• WHAT YOU ARE ASKED TO DO
Provide an exact reproduction of every entry.

_ _ _ _

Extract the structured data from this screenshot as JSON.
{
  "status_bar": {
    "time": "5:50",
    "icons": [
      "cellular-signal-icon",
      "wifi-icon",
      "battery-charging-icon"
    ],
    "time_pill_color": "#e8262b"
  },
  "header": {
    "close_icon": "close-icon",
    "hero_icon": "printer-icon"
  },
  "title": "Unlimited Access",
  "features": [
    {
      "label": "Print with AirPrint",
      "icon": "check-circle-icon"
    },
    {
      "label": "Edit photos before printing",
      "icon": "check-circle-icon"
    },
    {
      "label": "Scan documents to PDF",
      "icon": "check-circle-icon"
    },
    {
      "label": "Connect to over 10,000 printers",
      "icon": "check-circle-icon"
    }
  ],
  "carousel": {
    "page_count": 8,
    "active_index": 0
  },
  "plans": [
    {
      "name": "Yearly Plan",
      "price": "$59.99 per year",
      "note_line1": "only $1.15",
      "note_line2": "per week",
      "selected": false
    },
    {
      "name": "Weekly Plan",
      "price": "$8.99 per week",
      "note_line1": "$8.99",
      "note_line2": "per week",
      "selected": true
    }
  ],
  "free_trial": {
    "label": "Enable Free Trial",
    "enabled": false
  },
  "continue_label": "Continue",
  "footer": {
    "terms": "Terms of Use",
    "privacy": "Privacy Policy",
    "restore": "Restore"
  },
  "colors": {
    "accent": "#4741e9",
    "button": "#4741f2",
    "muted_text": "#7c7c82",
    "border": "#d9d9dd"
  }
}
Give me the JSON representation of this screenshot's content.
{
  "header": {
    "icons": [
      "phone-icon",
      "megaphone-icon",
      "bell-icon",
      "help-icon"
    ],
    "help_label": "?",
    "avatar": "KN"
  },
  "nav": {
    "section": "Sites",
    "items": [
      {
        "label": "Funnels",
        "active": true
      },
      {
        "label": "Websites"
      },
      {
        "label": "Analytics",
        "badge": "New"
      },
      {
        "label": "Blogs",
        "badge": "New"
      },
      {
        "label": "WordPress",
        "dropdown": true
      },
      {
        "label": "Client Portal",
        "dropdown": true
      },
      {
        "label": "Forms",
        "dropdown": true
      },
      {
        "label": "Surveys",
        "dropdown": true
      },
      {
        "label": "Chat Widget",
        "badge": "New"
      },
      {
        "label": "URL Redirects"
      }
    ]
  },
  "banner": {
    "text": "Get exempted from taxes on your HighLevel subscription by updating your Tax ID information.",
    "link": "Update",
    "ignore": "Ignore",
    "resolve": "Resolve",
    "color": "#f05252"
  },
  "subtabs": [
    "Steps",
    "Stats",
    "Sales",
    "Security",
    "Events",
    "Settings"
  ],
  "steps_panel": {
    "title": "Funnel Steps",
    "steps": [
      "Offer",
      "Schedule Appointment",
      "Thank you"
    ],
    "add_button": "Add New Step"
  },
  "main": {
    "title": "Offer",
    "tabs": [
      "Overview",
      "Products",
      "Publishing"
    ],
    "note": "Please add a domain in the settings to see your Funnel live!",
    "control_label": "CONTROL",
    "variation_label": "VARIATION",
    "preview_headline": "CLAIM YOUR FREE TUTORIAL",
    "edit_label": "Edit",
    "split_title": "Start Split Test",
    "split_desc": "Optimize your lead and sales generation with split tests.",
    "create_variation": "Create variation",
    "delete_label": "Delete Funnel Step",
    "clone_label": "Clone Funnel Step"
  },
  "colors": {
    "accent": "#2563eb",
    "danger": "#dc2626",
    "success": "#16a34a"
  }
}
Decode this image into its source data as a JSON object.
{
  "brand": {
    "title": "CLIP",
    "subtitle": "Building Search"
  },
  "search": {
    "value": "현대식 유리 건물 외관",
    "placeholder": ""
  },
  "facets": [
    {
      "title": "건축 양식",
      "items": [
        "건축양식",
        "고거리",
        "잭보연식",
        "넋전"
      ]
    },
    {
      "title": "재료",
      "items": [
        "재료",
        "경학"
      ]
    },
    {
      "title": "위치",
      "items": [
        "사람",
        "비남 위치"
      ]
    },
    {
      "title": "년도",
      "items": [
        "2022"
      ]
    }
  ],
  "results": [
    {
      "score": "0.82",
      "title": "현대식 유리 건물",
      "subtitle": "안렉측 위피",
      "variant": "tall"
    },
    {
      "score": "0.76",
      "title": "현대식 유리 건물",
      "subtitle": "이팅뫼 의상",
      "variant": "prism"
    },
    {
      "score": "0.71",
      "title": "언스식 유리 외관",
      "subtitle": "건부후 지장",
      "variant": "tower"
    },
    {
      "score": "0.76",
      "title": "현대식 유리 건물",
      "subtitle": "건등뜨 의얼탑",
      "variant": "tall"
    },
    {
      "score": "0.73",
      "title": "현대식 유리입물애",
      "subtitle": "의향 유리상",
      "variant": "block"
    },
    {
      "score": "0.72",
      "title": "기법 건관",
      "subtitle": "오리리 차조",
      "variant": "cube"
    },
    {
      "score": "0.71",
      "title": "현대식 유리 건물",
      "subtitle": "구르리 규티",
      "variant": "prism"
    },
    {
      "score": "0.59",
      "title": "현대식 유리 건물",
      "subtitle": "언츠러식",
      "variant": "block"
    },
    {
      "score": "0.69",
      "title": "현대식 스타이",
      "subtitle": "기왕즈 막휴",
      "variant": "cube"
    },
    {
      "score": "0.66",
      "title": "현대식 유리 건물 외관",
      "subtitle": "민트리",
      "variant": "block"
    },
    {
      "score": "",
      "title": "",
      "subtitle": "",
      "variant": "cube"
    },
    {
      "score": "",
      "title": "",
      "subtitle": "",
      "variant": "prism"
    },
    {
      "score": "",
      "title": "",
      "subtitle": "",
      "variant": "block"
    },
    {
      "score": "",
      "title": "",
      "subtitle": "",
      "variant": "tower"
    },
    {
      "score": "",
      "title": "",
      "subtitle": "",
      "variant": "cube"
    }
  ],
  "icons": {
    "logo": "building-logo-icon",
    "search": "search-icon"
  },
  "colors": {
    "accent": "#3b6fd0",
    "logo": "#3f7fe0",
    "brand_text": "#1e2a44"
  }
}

_ _ _ _

• TASK ANSWER
Extract the structured data from this screenshot as JSON.
{
  "status_bar": {
    "time": "5:50",
    "icons": [
      "cellular-signal-icon",
      "wifi-icon",
      "battery-charging-icon"
    ],
    "time_pill_color": "#e8262b"
  },
  "header": {
    "close_icon": "close-icon",
    "hero_icon": "printer-icon"
  },
  "title": "Unlimited Access",
  "features": [
    {
      "label": "Print with AirPrint",
      "icon": "check-circle-icon"
    },
    {
      "label": "Edit photos before printing",
      "icon": "check-circle-icon"
    },
    {
      "label": "Scan documents to PDF",
      "icon": "check-circle-icon"
    },
    {
      "label": "Connect to over 10,000 printers",
      "icon": "check-circle-icon"
    }
  ],
  "carousel": {
    "page_count": 8,
    "active_index": 0
  },
  "plans": [
    {
      "name": "Yearly Plan",
      "price": "$59.99 per year",
      "note_line1": "only $1.15",
      "note_line2": "per week",
      "selected": false
    },
    {
      "name": "Weekly Plan",
      "price": "$8.99 per week",
      "note_line1": "$8.99",
      "note_line2": "per week",
      "selected": true
    }
  ],
  "free_trial": {
    "label": "Enable Free Trial",
    "enabled": false
  },
  "continue_label": "Continue",
  "footer": {
    "terms": "Terms of Use",
    "privacy": "Privacy Policy",
    "restore": "Restore"
  },
  "colors": {
    "accent": "#4741e9",
    "button": "#4741f2",
    "muted_text": "#7c7c82",
    "border": "#d9d9dd"
  }
}
Give me the JSON representation of this screenshot's content.
{
  "header": {
    "icons": [
      "phone-icon",
      "megaphone-icon",
      "bell-icon",
      "help-icon"
    ],
    "help_label": "?",
    "avatar": "KN"
  },
  "nav": {
    "section": "Sites",
    "items": [
      {
        "label": "Funnels",
        "active": true
      },
      {
        "label": "Websites"
      },
      {
        "label": "Analytics",
        "badge": "New"
      },
      {
        "label": "Blogs",
        "badge": "New"
      },
      {
        "label": "WordPress",
        "dropdown": true
      },
      {
        "label": "Client Portal",
        "dropdown": true
      },
      {
        "label": "Forms",
        "dropdown": true
      },
      {
        "label": "Surveys",
        "dropdown": true
      },
      {
        "label": "Chat Widget",
        "badge": "New"
      },
      {
        "label": "URL Redirects"
      }
    ]
  },
  "banner": {
    "text": "Get exempted from taxes on your HighLevel subscription by updating your Tax ID information.",
    "link": "Update",
    "ignore": "Ignore",
    "resolve": "Resolve",
    "color": "#f05252"
  },
  "subtabs": [
    "Steps",
    "Stats",
    "Sales",
    "Security",
    "Events",
    "Settings"
  ],
  "steps_panel": {
    "title": "Funnel Steps",
    "steps": [
      "Offer",
      "Schedule Appointment",
      "Thank you"
    ],
    "add_button": "Add New Step"
  },
  "main": {
    "title": "Offer",
    "tabs": [
      "Overview",
      "Products",
      "Publishing"
    ],
    "note": "Please add a domain in the settings to see your Funnel live!",
    "control_label": "CONTROL",
    "variation_label": "VARIATION",
    "preview_headline": "CLAIM YOUR FREE TUTORIAL",
    "edit_label": "Edit",
    "split_title": "Start Split Test",
    "split_desc": "Optimize your lead and sales generation with split tests.",
    "create_variation": "Create variation",
    "delete_label": "Delete Funnel Step",
    "clone_label": "Clone Funnel Step"
  },
  "colors": {
    "accent": "#2563eb",
    "danger": "#dc2626",
    "success": "#16a34a"
  }
}
Decode this image into its source data as a JSON object.
{
  "brand": {
    "title": "CLIP",
    "subtitle": "Building Search"
  },
  "search": {
    "value": "현대식 유리 건물 외관",
    "placeholder": ""
  },
  "facets": [
    {
      "title": "건축 양식",
      "items": [
        "건축양식",
        "고거리",
        "잭보연식",
        "넋전"
      ]
    },
    {
      "title": "재료",
      "items": [
        "재료",
        "경학"
      ]
    },
    {
      "title": "위치",
      "items": [
        "사람",
        "비남 위치"
      ]
    },
    {
      "title": "년도",
      "items": [
        "2022"
      ]
    }
  ],
  "results": [
    {
      "score": "0.82",
      "title": "현대식 유리 건물",
      "subtitle": "안렉측 위피",
      "variant": "tall"
    },
    {
      "score": "0.76",
      "title": "현대식 유리 건물",
      "subtitle": "이팅뫼 의상",
      "variant": "prism"
    },
    {
      "score": "0.71",
      "title": "언스식 유리 외관",
      "subtitle": "건부후 지장",
      "variant": "tower"
    },
    {
      "score": "0.76",
      "title": "현대식 유리 건물",
      "subtitle": "건등뜨 의얼탑",
      "variant": "tall"
    },
    {
      "score": "0.73",
      "title": "현대식 유리입물애",
      "subtitle": "의향 유리상",
      "variant": "block"
    },
    {
      "score": "0.72",
      "title": "기법 건관",
      "subtitle": "오리리 차조",
      "variant": "cube"
    },
    {
      "score": "0.71",
      "title": "현대식 유리 건물",
      "subtitle": "구르리 규티",
      "variant": "prism"
    },
    {
      "score": "0.59",
      "title": "현대식 유리 건물",
      "subtitle": "언츠러식",
      "variant": "block"
    },
    {
      "score": "0.69",
      "title": "현대식 스타이",
      "subtitle": "기왕즈 막휴",
      "variant": "cube"
    },
    {
      "score": "0.66",
      "title": "현대식 유리 건물 외관",
      "subtitle": "민트리",
      "variant": "block"
    },
    {
      "score": "",
      "title": "",
      "subtitle": "",
      "variant": "cube"
    },
    {
      "score": "",
      "title": "",
      "subtitle": "",
      "variant": "prism"
    },
    {
      "score": "",
      "title": "",
      "subtitle": "",
      "variant": "block"
    },
    {
      "score": "",
      "title": "",
      "subtitle": "",
      "variant": "tower"
    },
    {
      "score": "",
      "title": "",
      "subtitle": "",
      "variant": "cube"
    }
  ],
  "icons": {
    "logo": "building-logo-icon",
    "search": "search-icon"
  },
  "colors": {
    "accent": "#3b6fd0",
    "logo": "#3f7fe0",
    "brand_text": "#1e2a44"
  }
}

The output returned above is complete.